- _Your goal_: Go through the data below and gather each line containing "List".

--- START ---

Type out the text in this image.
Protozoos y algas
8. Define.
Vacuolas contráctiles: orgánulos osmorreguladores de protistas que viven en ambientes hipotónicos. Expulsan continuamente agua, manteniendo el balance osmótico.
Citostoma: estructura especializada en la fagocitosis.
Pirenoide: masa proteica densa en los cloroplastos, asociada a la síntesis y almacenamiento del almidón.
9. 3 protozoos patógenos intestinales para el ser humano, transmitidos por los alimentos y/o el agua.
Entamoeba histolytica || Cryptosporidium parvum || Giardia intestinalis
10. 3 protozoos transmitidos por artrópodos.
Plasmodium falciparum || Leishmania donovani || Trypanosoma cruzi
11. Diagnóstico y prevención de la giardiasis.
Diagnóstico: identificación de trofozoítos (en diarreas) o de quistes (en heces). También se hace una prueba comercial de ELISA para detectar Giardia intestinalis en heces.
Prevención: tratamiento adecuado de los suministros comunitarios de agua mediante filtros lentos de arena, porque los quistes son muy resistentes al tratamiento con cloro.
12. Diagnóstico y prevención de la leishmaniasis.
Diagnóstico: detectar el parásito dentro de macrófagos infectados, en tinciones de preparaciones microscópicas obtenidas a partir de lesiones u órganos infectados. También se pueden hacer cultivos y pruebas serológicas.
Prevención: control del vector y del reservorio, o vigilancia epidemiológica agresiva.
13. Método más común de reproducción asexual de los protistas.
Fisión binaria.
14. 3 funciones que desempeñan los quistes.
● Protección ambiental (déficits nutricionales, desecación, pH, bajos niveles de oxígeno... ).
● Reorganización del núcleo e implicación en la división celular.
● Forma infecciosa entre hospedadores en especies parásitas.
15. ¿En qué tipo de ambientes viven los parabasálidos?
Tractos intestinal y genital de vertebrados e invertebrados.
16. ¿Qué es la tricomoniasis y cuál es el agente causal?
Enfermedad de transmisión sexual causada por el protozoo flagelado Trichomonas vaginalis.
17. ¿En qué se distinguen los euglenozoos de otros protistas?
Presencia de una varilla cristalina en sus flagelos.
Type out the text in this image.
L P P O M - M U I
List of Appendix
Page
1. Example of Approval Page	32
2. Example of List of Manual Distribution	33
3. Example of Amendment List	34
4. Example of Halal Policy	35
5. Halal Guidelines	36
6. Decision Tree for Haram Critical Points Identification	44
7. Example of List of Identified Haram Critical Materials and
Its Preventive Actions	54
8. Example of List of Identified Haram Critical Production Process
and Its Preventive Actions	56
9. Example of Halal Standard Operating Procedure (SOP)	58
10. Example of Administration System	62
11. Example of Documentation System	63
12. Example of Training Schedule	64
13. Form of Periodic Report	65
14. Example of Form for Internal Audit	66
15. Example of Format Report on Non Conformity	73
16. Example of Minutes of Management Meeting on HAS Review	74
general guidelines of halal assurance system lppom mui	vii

--- END ---

- _Correct result_:
List of Appendix
2. Example of List of Manual Distribution	33
3. Example of Amendment List	34
7. Example of List of Identified Haram Critical Materials and
8. Example of List of Identified Haram Critical Production Process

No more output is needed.